(Objective)
Count how many lines hold the word "grid" and give that number as the whole answer.

(Exercise input)

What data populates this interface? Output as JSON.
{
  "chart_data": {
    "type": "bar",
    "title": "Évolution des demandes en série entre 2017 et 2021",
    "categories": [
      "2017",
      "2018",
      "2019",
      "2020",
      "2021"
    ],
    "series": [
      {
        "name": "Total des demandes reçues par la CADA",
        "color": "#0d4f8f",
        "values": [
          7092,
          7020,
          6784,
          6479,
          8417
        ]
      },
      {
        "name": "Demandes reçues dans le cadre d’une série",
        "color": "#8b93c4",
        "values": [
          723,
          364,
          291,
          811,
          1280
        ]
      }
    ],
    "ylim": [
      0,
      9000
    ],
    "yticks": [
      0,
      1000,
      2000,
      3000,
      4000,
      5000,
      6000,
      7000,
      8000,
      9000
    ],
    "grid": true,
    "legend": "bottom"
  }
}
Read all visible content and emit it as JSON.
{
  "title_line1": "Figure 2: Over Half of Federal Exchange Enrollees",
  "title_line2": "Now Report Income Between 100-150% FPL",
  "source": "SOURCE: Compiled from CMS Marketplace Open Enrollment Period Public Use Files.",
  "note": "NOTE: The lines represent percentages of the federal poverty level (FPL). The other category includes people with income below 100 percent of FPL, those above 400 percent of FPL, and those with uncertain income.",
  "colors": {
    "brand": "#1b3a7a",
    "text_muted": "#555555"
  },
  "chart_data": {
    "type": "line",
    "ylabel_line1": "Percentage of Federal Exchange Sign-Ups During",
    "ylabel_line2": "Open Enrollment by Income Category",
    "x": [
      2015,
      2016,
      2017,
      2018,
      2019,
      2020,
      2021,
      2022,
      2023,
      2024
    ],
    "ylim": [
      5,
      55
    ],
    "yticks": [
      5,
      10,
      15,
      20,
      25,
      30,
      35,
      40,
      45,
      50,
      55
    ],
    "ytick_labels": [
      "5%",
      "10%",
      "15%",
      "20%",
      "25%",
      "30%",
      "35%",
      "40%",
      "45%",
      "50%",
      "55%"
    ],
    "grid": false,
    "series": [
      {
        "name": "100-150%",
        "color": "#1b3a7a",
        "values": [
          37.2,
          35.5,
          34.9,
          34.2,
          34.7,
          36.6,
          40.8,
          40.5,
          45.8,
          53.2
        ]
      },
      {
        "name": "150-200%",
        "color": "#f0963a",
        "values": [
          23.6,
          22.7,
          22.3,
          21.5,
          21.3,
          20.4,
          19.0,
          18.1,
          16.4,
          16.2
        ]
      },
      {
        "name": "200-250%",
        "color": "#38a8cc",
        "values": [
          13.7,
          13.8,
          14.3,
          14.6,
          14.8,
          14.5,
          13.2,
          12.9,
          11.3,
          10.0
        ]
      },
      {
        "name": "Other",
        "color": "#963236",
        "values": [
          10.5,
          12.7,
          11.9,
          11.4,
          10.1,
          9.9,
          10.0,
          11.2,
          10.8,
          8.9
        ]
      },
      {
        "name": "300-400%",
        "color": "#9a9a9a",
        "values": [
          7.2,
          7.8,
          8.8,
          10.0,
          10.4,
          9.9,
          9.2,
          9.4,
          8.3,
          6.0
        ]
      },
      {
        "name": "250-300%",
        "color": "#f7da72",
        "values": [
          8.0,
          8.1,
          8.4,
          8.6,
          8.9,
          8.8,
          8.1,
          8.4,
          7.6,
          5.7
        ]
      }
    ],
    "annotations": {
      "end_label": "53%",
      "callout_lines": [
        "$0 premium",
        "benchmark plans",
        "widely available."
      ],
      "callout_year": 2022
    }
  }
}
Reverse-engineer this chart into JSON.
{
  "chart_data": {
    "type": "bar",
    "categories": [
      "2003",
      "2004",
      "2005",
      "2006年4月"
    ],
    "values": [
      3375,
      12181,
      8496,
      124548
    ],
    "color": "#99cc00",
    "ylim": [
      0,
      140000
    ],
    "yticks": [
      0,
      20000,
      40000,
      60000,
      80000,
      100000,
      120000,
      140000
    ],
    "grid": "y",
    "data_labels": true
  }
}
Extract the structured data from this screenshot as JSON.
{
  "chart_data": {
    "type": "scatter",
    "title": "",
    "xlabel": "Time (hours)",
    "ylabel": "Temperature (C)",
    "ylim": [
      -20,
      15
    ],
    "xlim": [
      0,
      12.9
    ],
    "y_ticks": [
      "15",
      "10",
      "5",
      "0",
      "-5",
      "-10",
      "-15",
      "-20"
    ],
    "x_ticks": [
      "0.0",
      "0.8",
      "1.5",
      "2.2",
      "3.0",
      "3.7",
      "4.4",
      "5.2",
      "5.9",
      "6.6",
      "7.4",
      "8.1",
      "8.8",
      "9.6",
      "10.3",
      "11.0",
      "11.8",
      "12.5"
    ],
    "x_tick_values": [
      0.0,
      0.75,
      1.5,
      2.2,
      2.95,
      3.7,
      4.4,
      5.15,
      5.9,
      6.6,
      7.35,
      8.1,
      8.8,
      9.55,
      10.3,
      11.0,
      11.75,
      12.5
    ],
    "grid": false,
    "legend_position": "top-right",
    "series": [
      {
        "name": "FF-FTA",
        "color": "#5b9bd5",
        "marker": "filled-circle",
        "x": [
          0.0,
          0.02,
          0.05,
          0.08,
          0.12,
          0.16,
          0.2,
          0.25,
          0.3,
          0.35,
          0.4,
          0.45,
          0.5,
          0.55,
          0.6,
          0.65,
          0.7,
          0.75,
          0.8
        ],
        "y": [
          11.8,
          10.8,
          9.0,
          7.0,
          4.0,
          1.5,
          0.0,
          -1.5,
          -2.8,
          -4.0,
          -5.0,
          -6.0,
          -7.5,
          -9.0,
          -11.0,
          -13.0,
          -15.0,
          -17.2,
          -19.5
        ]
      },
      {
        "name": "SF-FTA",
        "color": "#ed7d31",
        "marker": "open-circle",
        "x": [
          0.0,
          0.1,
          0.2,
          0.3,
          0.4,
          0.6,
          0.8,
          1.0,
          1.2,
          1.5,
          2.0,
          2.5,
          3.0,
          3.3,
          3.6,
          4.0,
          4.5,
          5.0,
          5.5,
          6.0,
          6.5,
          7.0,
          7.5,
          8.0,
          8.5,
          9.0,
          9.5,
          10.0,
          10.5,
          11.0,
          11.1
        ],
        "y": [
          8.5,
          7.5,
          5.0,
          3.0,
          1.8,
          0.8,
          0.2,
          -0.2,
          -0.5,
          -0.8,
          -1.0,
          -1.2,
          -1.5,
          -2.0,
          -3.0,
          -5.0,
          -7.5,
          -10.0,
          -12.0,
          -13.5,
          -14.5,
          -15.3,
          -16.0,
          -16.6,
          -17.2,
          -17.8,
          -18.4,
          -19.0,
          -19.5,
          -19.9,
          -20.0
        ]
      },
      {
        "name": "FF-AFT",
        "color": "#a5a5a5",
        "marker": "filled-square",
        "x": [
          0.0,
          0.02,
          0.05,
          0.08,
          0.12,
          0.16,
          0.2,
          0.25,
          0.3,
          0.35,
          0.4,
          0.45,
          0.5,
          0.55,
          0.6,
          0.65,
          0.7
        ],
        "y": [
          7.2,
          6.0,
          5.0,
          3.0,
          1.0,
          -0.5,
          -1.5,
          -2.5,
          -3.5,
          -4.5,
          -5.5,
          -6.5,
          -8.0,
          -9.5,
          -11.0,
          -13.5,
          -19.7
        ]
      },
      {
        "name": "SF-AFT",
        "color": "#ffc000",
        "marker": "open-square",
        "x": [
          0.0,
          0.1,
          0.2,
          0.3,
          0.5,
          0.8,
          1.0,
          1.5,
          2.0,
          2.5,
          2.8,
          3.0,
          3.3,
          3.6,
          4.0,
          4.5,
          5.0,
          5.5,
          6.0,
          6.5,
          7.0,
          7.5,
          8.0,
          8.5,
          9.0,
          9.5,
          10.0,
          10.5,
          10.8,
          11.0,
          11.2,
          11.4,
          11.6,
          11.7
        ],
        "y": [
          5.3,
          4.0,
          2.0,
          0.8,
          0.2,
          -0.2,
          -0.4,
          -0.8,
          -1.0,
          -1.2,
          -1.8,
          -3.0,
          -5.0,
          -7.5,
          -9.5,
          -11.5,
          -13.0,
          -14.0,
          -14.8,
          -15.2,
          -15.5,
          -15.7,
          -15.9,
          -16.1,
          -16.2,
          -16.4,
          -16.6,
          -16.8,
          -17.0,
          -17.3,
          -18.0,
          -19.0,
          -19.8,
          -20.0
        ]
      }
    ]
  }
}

(Task answer)
4